## Task details
Reproduce the material below in full, changing "ground-hatch" to "ground-texture" at each occurrence and leaving everything else unchanged.

----------

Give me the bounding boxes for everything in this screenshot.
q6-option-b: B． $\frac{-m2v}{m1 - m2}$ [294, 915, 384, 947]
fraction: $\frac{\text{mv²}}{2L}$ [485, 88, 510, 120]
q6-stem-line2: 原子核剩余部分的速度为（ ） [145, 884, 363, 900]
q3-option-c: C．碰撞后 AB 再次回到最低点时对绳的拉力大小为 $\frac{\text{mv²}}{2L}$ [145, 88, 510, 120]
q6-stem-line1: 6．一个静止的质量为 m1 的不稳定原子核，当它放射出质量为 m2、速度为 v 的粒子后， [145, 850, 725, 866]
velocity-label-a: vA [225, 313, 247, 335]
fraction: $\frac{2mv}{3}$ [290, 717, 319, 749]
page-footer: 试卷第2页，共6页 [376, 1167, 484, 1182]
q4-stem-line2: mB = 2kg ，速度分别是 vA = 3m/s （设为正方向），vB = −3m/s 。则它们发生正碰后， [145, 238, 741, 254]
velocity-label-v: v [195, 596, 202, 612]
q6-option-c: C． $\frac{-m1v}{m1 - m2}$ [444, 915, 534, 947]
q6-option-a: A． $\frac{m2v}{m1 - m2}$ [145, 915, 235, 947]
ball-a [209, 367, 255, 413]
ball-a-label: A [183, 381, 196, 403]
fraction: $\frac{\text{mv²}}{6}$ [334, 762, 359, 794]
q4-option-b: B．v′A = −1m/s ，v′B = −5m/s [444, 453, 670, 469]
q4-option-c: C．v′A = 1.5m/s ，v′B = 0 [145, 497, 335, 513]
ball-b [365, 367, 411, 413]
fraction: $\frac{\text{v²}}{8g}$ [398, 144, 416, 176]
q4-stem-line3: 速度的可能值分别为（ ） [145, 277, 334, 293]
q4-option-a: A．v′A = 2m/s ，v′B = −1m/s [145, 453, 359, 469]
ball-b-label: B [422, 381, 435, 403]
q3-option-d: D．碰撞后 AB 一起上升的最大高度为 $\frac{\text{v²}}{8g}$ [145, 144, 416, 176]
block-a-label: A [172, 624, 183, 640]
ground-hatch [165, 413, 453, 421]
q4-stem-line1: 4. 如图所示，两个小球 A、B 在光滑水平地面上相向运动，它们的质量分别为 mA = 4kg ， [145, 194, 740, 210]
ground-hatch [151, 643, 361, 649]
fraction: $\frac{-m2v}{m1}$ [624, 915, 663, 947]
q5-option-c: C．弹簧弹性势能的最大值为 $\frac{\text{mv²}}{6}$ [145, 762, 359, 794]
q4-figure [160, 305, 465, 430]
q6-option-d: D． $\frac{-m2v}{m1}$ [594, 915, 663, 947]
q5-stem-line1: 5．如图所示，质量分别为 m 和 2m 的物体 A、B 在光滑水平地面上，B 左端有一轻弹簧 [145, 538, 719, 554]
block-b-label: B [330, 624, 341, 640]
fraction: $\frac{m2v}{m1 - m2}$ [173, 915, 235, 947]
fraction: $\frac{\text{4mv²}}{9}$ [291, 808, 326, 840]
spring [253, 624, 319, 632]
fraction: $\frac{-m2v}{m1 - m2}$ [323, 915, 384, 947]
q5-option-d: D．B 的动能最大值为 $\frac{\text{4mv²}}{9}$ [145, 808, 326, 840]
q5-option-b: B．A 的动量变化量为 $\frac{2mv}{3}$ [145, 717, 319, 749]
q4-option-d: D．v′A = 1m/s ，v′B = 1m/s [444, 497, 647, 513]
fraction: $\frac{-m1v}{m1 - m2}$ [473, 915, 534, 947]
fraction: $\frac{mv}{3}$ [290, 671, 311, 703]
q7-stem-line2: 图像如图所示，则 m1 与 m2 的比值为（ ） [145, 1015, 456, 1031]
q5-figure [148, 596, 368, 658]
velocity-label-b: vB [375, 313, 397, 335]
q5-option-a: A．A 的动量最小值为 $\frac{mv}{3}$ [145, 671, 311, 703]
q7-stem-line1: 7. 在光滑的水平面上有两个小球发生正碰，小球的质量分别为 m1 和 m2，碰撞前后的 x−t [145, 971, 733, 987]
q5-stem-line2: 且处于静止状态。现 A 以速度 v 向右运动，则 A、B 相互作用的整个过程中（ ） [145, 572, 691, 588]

----------

## Response to the task
Give me the bounding boxes for everything in this screenshot.
q6-option-b: B． $\frac{-m2v}{m1 - m2}$ [294, 915, 384, 947]
fraction: $\frac{\text{mv²}}{2L}$ [485, 88, 510, 120]
q6-stem-line2: 原子核剩余部分的速度为（ ） [145, 884, 363, 900]
q3-option-c: C．碰撞后 AB 再次回到最低点时对绳的拉力大小为 $\frac{\text{mv²}}{2L}$ [145, 88, 510, 120]
q6-stem-line1: 6．一个静止的质量为 m1 的不稳定原子核，当它放射出质量为 m2、速度为 v 的粒子后， [145, 850, 725, 866]
velocity-label-a: vA [225, 313, 247, 335]
fraction: $\frac{2mv}{3}$ [290, 717, 319, 749]
page-footer: 试卷第2页，共6页 [376, 1167, 484, 1182]
q4-stem-line2: mB = 2kg ，速度分别是 vA = 3m/s （设为正方向），vB = −3m/s 。则它们发生正碰后， [145, 238, 741, 254]
velocity-label-v: v [195, 596, 202, 612]
q6-option-c: C． $\frac{-m1v}{m1 - m2}$ [444, 915, 534, 947]
q6-option-a: A． $\frac{m2v}{m1 - m2}$ [145, 915, 235, 947]
ball-a [209, 367, 255, 413]
ball-a-label: A [183, 381, 196, 403]
fraction: $\frac{\text{mv²}}{6}$ [334, 762, 359, 794]
q4-option-b: B．v′A = −1m/s ，v′B = −5m/s [444, 453, 670, 469]
q4-option-c: C．v′A = 1.5m/s ，v′B = 0 [145, 497, 335, 513]
ball-b [365, 367, 411, 413]
fraction: $\frac{\text{v²}}{8g}$ [398, 144, 416, 176]
q4-stem-line3: 速度的可能值分别为（ ） [145, 277, 334, 293]
q4-option-a: A．v′A = 2m/s ，v′B = −1m/s [145, 453, 359, 469]
ball-b-label: B [422, 381, 435, 403]
q3-option-d: D．碰撞后 AB 一起上升的最大高度为 $\frac{\text{v²}}{8g}$ [145, 144, 416, 176]
block-a-label: A [172, 624, 183, 640]
ground-texture [165, 413, 453, 421]
q4-stem-line1: 4. 如图所示，两个小球 A、B 在光滑水平地面上相向运动，它们的质量分别为 mA = 4kg ， [145, 194, 740, 210]
ground-texture [151, 643, 361, 649]
fraction: $\frac{-m2v}{m1}$ [624, 915, 663, 947]
q5-option-c: C．弹簧弹性势能的最大值为 $\frac{\text{mv²}}{6}$ [145, 762, 359, 794]
q4-figure [160, 305, 465, 430]
q6-option-d: D． $\frac{-m2v}{m1}$ [594, 915, 663, 947]
q5-stem-line1: 5．如图所示，质量分别为 m 和 2m 的物体 A、B 在光滑水平地面上，B 左端有一轻弹簧 [145, 538, 719, 554]
block-b-label: B [330, 624, 341, 640]
fraction: $\frac{m2v}{m1 - m2}$ [173, 915, 235, 947]
fraction: $\frac{\text{4mv²}}{9}$ [291, 808, 326, 840]
spring [253, 624, 319, 632]
fraction: $\frac{-m2v}{m1 - m2}$ [323, 915, 384, 947]
q5-option-d: D．B 的动能最大值为 $\frac{\text{4mv²}}{9}$ [145, 808, 326, 840]
q5-option-b: B．A 的动量变化量为 $\frac{2mv}{3}$ [145, 717, 319, 749]
q4-option-d: D．v′A = 1m/s ，v′B = 1m/s [444, 497, 647, 513]
fraction: $\frac{-m1v}{m1 - m2}$ [473, 915, 534, 947]
fraction: $\frac{mv}{3}$ [290, 671, 311, 703]
q7-stem-line2: 图像如图所示，则 m1 与 m2 的比值为（ ） [145, 1015, 456, 1031]
q5-figure [148, 596, 368, 658]
velocity-label-b: vB [375, 313, 397, 335]
q5-option-a: A．A 的动量最小值为 $\frac{mv}{3}$ [145, 671, 311, 703]
q7-stem-line1: 7. 在光滑的水平面上有两个小球发生正碰，小球的质量分别为 m1 和 m2，碰撞前后的 x−t [145, 971, 733, 987]
q5-stem-line2: 且处于静止状态。现 A 以速度 v 向右运动，则 A、B 相互作用的整个过程中（ ） [145, 572, 691, 588]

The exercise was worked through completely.